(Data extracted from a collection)
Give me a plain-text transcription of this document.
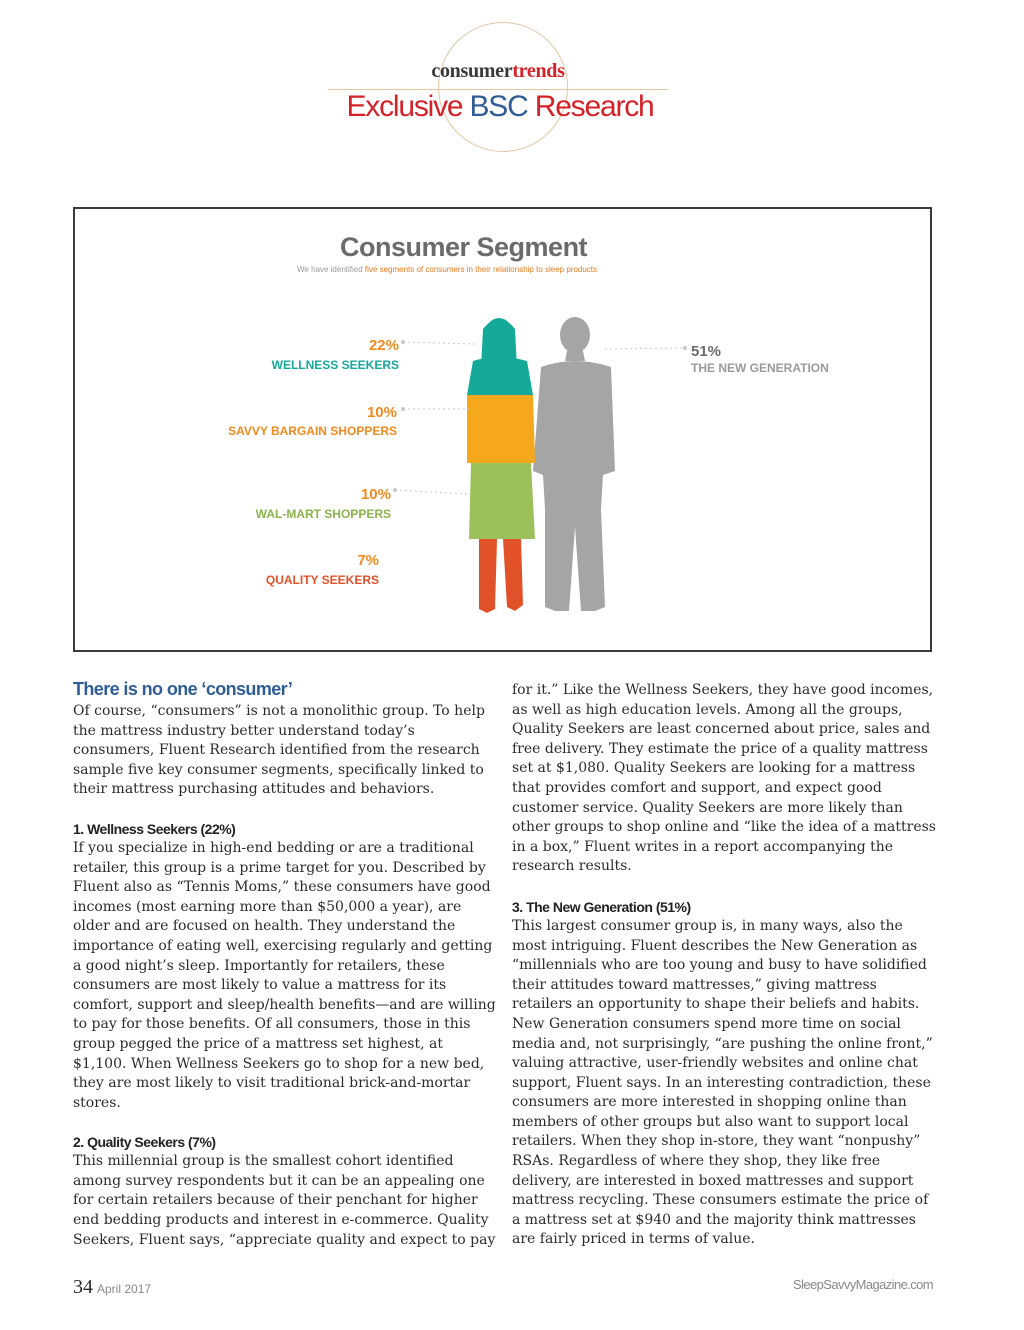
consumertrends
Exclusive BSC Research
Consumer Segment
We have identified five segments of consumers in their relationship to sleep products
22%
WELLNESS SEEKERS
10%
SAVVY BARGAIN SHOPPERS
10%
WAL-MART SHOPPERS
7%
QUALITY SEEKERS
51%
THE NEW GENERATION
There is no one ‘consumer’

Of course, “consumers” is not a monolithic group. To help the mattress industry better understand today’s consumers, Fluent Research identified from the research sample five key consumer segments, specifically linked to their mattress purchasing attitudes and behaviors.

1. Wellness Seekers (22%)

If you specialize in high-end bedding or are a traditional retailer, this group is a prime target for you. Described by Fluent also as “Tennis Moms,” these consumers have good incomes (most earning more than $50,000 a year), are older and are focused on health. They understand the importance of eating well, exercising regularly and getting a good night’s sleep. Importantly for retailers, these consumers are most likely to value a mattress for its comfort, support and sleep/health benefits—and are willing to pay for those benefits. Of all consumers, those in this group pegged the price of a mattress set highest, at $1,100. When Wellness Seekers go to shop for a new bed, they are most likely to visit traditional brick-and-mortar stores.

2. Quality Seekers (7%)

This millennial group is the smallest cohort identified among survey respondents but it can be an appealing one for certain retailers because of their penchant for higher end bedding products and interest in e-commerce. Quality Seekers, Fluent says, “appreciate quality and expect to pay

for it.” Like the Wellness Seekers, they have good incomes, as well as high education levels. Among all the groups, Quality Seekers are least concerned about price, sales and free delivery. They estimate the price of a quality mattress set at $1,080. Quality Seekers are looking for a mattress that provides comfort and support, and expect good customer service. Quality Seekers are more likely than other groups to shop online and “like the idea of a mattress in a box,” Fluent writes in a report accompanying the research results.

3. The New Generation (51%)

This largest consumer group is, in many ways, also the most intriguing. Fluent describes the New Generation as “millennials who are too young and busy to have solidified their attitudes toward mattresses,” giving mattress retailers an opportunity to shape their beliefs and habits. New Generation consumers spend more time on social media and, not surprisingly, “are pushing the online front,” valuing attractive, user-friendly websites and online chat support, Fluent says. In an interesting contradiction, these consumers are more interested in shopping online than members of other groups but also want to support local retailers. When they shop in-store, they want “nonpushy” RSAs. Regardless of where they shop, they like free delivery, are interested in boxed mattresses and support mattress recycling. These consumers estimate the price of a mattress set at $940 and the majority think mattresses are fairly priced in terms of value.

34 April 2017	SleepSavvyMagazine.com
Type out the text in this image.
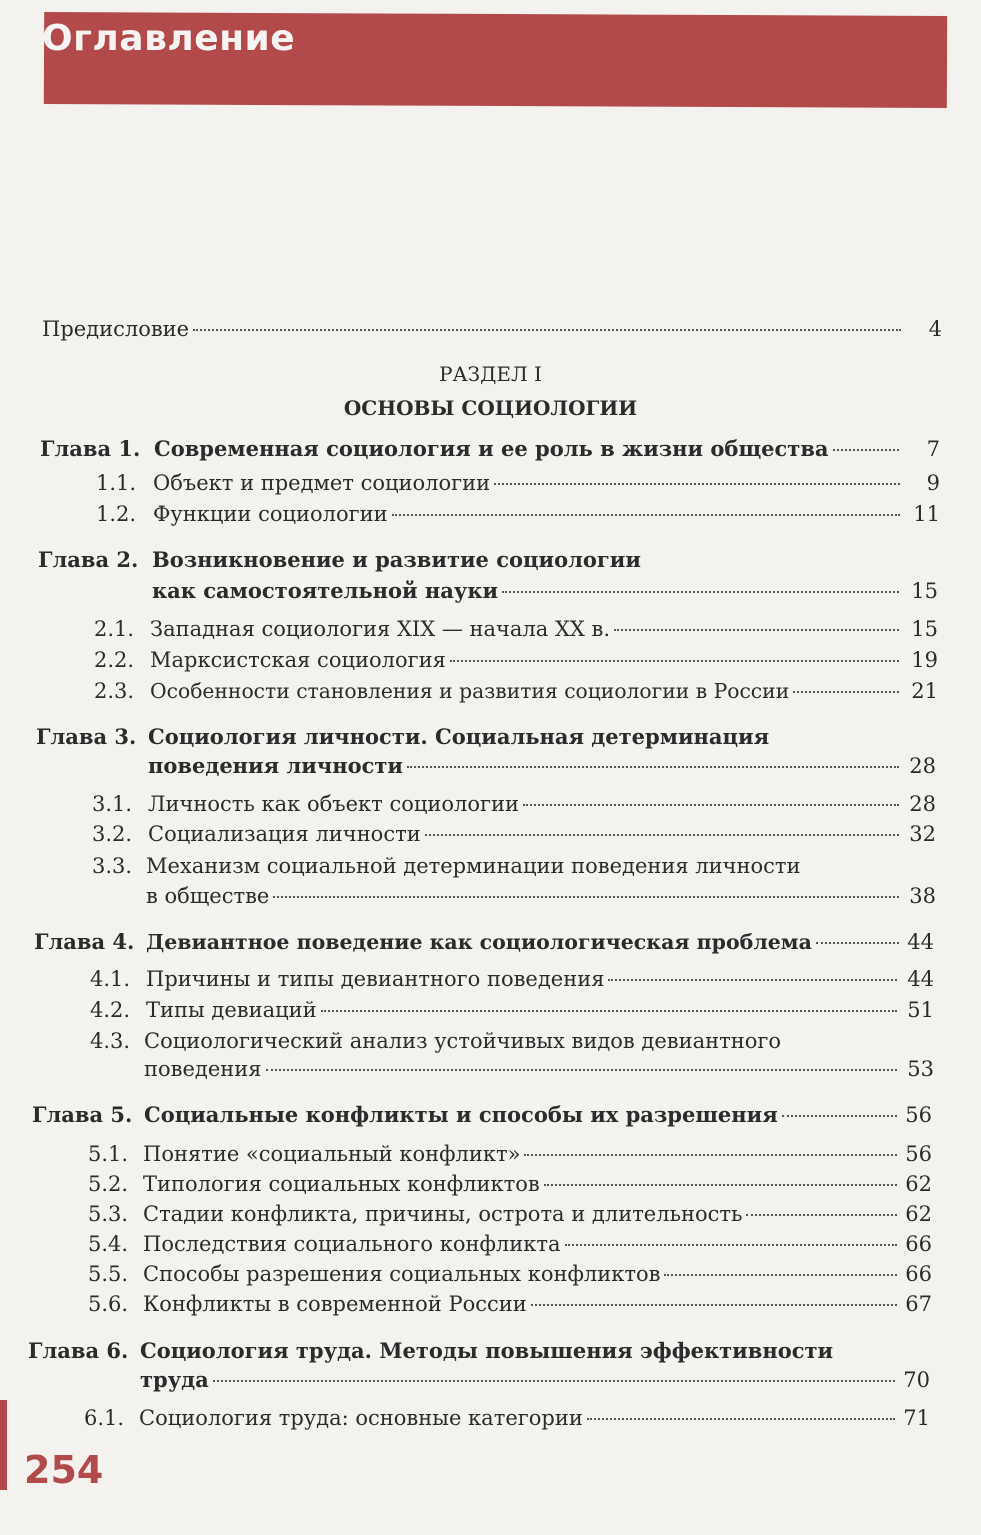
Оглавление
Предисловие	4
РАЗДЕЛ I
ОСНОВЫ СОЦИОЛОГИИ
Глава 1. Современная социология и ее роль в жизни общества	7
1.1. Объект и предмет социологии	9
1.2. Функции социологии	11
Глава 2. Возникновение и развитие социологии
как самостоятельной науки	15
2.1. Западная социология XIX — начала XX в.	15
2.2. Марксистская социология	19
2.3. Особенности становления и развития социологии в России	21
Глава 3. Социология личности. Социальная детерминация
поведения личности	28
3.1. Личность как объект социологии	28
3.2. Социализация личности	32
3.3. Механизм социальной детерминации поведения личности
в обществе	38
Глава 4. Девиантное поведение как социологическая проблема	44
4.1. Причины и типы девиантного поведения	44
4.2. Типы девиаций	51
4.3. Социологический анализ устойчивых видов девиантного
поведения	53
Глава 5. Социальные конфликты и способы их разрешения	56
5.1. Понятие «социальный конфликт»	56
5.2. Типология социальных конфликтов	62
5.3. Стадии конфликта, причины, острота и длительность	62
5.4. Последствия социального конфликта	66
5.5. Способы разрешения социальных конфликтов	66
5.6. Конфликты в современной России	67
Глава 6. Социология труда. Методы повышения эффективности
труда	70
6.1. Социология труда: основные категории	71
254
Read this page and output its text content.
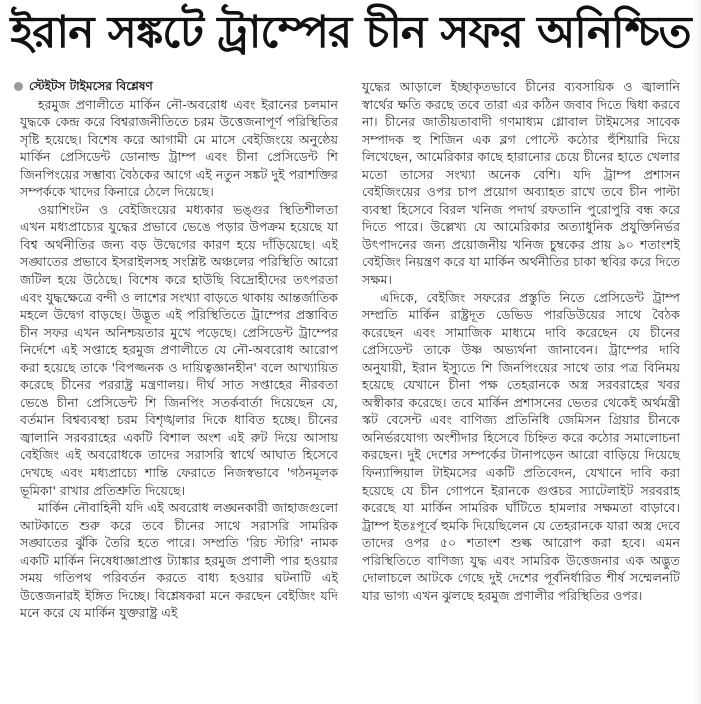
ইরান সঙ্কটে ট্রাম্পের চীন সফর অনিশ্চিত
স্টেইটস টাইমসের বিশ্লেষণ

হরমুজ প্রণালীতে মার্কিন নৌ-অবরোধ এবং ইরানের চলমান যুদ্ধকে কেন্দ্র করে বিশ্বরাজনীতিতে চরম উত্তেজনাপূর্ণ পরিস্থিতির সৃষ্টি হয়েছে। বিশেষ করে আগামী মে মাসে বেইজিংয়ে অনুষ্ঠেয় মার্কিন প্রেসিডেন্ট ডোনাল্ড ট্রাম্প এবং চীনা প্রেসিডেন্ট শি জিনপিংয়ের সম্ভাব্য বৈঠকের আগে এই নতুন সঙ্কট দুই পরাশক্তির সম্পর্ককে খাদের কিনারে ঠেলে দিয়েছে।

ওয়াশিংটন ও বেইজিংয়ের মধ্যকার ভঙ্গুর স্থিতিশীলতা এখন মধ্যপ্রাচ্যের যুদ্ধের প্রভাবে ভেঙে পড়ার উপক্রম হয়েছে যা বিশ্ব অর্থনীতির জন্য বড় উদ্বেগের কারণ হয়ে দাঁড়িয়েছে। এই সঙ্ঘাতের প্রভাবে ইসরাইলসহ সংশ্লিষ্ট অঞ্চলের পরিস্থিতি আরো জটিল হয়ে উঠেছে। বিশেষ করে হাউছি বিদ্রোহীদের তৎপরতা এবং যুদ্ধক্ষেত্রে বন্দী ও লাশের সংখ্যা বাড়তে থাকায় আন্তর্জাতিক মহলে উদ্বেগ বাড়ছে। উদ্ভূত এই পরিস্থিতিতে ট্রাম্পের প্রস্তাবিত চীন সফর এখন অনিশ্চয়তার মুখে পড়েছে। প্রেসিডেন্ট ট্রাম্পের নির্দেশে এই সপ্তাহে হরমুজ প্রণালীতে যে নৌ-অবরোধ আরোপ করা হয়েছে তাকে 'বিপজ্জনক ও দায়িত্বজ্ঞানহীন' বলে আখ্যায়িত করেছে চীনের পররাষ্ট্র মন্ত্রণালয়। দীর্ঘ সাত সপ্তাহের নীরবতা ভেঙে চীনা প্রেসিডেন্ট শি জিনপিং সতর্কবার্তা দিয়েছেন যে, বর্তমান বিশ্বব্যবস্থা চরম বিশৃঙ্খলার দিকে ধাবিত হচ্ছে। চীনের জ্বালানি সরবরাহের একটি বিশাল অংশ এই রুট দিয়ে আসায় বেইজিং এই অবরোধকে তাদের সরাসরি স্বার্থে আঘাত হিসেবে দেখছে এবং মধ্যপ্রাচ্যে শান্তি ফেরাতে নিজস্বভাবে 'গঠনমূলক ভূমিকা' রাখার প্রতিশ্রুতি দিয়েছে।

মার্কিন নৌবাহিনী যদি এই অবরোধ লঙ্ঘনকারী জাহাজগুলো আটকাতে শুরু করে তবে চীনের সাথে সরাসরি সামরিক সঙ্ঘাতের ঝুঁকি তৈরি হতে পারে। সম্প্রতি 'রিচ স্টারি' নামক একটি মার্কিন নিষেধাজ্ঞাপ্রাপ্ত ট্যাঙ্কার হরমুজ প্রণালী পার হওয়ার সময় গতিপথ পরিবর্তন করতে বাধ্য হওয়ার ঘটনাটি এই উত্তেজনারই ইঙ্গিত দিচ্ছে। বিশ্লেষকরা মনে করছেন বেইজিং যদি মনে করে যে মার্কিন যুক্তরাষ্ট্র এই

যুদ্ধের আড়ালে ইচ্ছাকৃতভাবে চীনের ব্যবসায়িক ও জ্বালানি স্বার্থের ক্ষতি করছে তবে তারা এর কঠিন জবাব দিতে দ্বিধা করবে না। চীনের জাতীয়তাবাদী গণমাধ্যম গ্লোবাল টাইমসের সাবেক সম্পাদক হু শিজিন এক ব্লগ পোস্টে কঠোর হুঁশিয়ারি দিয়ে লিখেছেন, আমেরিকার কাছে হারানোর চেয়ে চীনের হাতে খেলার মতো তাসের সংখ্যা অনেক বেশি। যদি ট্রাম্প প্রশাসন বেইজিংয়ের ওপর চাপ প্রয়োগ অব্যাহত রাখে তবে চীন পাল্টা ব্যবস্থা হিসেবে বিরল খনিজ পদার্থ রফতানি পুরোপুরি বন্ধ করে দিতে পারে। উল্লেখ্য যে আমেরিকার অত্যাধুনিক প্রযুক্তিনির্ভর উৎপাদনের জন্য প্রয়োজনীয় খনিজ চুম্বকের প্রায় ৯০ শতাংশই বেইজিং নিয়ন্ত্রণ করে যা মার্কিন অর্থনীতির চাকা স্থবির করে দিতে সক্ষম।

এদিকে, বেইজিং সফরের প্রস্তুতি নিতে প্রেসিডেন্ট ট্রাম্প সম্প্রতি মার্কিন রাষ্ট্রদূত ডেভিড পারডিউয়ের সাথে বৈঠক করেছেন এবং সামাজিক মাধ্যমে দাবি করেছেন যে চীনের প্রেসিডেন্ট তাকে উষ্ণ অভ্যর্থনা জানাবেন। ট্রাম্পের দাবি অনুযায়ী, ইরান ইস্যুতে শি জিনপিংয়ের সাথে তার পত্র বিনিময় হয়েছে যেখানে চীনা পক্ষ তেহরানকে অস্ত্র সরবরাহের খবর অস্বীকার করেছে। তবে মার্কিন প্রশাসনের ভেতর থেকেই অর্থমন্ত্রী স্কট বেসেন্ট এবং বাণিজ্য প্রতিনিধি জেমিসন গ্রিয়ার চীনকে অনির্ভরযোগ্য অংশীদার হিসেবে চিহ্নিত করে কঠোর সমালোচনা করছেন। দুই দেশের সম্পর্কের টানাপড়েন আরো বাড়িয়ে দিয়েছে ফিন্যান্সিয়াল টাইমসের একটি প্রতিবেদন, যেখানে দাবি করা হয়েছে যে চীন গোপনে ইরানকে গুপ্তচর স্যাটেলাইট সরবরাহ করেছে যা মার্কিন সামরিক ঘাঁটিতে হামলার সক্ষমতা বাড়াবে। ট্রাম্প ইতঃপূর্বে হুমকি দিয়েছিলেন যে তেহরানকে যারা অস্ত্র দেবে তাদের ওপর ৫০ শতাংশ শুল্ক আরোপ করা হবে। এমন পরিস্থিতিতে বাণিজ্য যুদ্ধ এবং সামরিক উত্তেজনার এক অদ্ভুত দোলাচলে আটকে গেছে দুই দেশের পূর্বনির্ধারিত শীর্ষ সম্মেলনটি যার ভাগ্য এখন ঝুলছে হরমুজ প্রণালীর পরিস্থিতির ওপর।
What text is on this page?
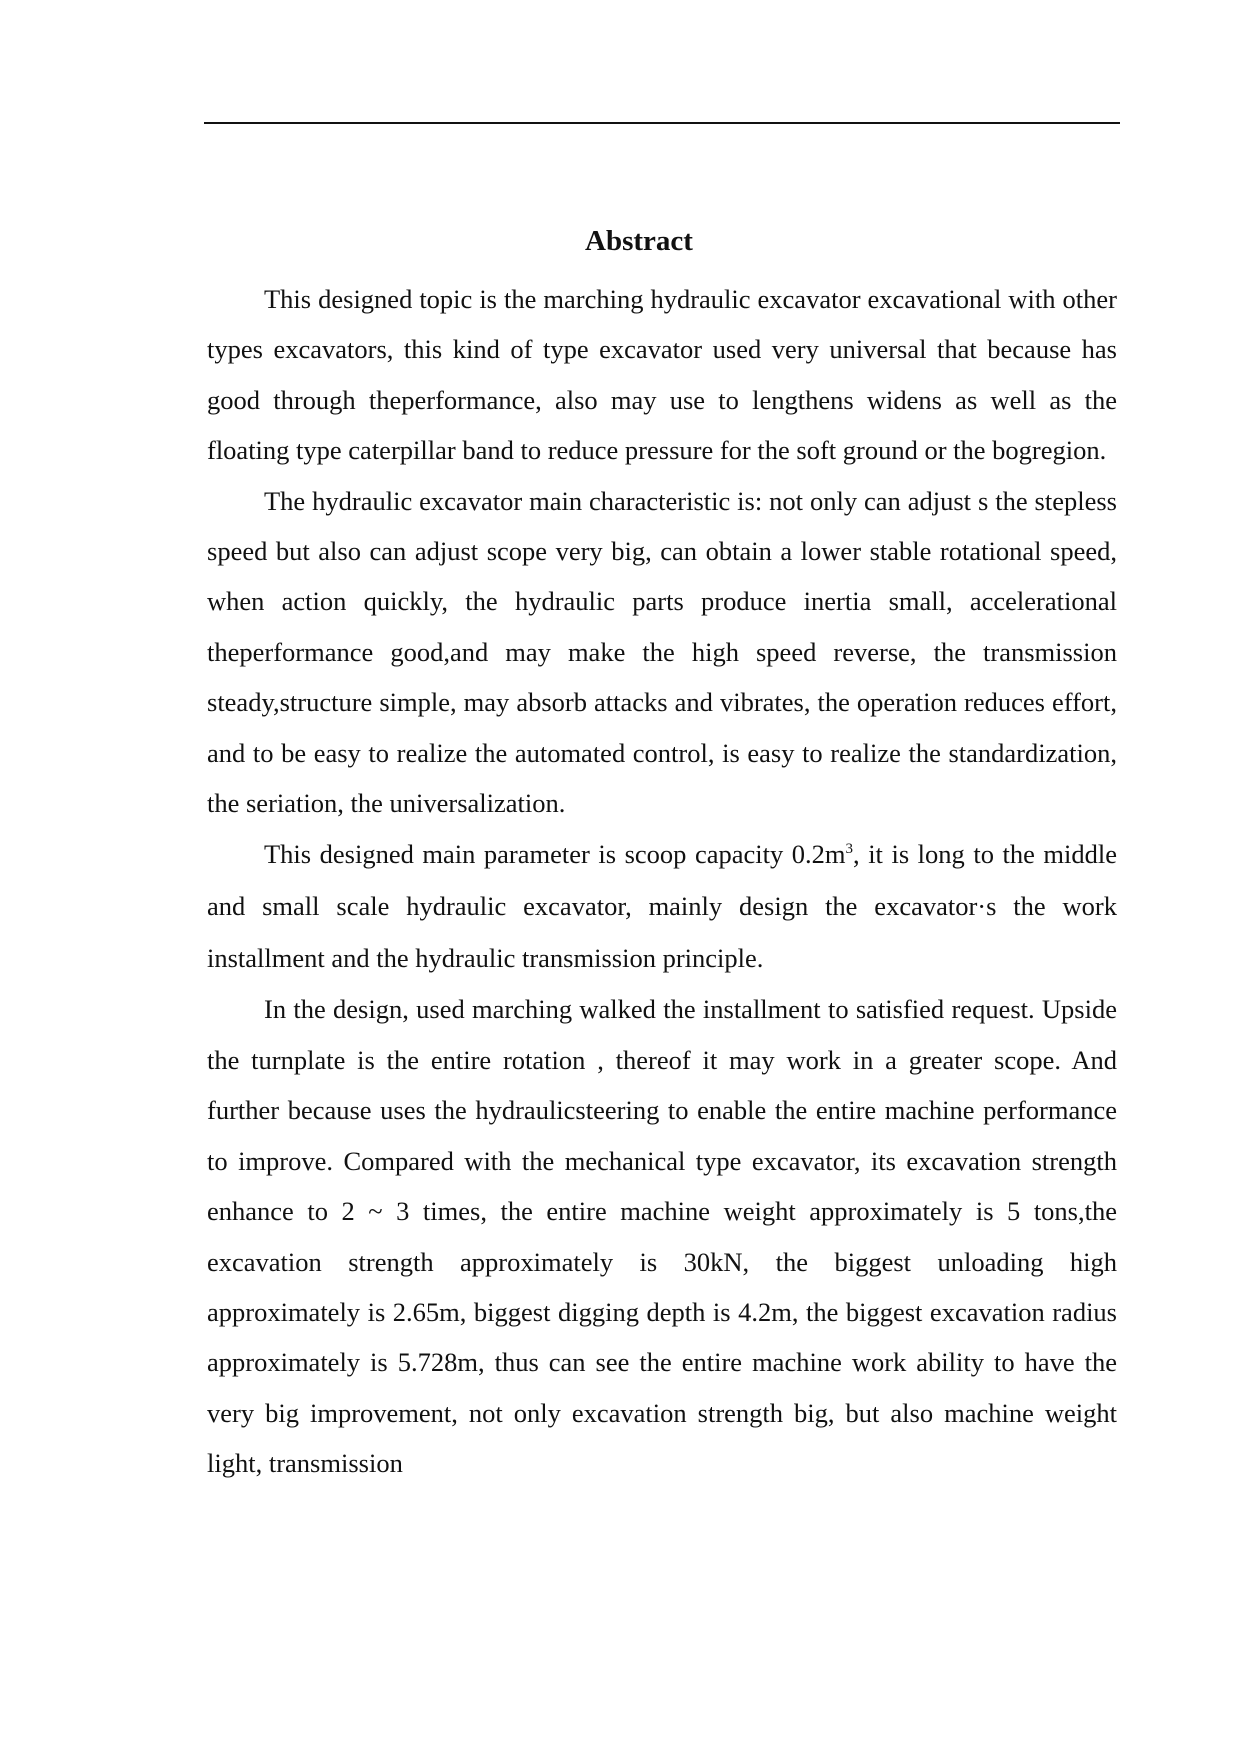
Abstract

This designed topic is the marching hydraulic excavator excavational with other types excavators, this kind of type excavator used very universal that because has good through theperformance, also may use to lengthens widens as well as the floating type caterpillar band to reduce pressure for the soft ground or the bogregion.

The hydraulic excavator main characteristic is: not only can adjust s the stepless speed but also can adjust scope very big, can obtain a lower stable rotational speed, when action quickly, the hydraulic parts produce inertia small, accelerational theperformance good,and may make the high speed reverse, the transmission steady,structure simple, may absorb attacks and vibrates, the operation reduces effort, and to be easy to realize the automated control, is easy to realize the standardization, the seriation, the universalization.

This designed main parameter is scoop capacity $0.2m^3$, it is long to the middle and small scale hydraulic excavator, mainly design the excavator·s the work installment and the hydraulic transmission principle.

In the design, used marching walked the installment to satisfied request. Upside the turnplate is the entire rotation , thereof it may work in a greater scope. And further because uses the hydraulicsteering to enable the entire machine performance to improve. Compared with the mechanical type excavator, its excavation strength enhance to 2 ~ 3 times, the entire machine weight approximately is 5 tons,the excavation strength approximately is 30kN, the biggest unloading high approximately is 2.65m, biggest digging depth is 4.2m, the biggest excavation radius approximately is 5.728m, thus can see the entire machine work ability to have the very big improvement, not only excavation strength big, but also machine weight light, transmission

*TASK TO CARRY OUT*:
Take the line containing "What text is on this page?" and all lines after it to the end of the data above, and reproduce them exactly, leaving out pictures. Nothing else belongs in the copy.

*SOLUTION BELOW*:
What text is on this page?
Abstract

This designed topic is the marching hydraulic excavator excavational with other types excavators, this kind of type excavator used very universal that because has good through theperformance, also may use to lengthens widens as well as the floating type caterpillar band to reduce pressure for the soft ground or the bogregion.

The hydraulic excavator main characteristic is: not only can adjust s the stepless speed but also can adjust scope very big, can obtain a lower stable rotational speed, when action quickly, the hydraulic parts produce inertia small, accelerational theperformance good,and may make the high speed reverse, the transmission steady,structure simple, may absorb attacks and vibrates, the operation reduces effort, and to be easy to realize the automated control, is easy to realize the standardization, the seriation, the universalization.

This designed main parameter is scoop capacity $0.2m^3$, it is long to the middle and small scale hydraulic excavator, mainly design the excavator·s the work installment and the hydraulic transmission principle.

In the design, used marching walked the installment to satisfied request. Upside the turnplate is the entire rotation , thereof it may work in a greater scope. And further because uses the hydraulicsteering to enable the entire machine performance to improve. Compared with the mechanical type excavator, its excavation strength enhance to 2 ~ 3 times, the entire machine weight approximately is 5 tons,the excavation strength approximately is 30kN, the biggest unloading high approximately is 2.65m, biggest digging depth is 4.2m, the biggest excavation radius approximately is 5.728m, thus can see the entire machine work ability to have the very big improvement, not only excavation strength big, but also machine weight light, transmission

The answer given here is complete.